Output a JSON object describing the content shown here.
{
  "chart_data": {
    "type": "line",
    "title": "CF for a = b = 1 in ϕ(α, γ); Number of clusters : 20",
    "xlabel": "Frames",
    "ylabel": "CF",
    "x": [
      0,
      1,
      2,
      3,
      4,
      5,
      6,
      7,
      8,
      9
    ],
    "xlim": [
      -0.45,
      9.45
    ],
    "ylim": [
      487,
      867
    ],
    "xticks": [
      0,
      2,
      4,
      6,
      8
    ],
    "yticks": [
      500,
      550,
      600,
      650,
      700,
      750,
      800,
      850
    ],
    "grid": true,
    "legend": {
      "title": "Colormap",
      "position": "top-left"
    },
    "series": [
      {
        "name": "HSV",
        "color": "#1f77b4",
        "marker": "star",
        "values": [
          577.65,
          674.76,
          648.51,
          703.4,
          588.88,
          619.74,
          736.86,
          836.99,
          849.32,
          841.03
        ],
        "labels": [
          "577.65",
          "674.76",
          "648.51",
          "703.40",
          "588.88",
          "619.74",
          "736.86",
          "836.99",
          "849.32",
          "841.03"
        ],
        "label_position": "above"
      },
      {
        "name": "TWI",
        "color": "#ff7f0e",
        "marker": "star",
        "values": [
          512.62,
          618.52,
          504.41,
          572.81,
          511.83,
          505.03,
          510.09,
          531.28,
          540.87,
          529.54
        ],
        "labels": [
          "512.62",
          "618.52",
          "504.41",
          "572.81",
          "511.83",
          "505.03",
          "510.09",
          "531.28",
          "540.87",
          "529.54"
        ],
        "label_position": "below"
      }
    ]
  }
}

◇ ◇ ◇

= GIVEN EXERCISE =
Print out all the entries precisely as written.

= SOLUTION TO THIS PROBLEM =
Output a JSON object describing the content shown here.
{
  "chart_data": {
    "type": "line",
    "title": "CF for a = b = 1 in ϕ(α, γ); Number of clusters : 20",
    "xlabel": "Frames",
    "ylabel": "CF",
    "x": [
      0,
      1,
      2,
      3,
      4,
      5,
      6,
      7,
      8,
      9
    ],
    "xlim": [
      -0.45,
      9.45
    ],
    "ylim": [
      487,
      867
    ],
    "xticks": [
      0,
      2,
      4,
      6,
      8
    ],
    "yticks": [
      500,
      550,
      600,
      650,
      700,
      750,
      800,
      850
    ],
    "grid": true,
    "legend": {
      "title": "Colormap",
      "position": "top-left"
    },
    "series": [
      {
        "name": "HSV",
        "color": "#1f77b4",
        "marker": "star",
        "values": [
          577.65,
          674.76,
          648.51,
          703.4,
          588.88,
          619.74,
          736.86,
          836.99,
          849.32,
          841.03
        ],
        "labels": [
          "577.65",
          "674.76",
          "648.51",
          "703.40",
          "588.88",
          "619.74",
          "736.86",
          "836.99",
          "849.32",
          "841.03"
        ],
        "label_position": "above"
      },
      {
        "name": "TWI",
        "color": "#ff7f0e",
        "marker": "star",
        "values": [
          512.62,
          618.52,
          504.41,
          572.81,
          511.83,
          505.03,
          510.09,
          531.28,
          540.87,
          529.54
        ],
        "labels": [
          "512.62",
          "618.52",
          "504.41",
          "572.81",
          "511.83",
          "505.03",
          "510.09",
          "531.28",
          "540.87",
          "529.54"
        ],
        "label_position": "below"
      }
    ]
  }
}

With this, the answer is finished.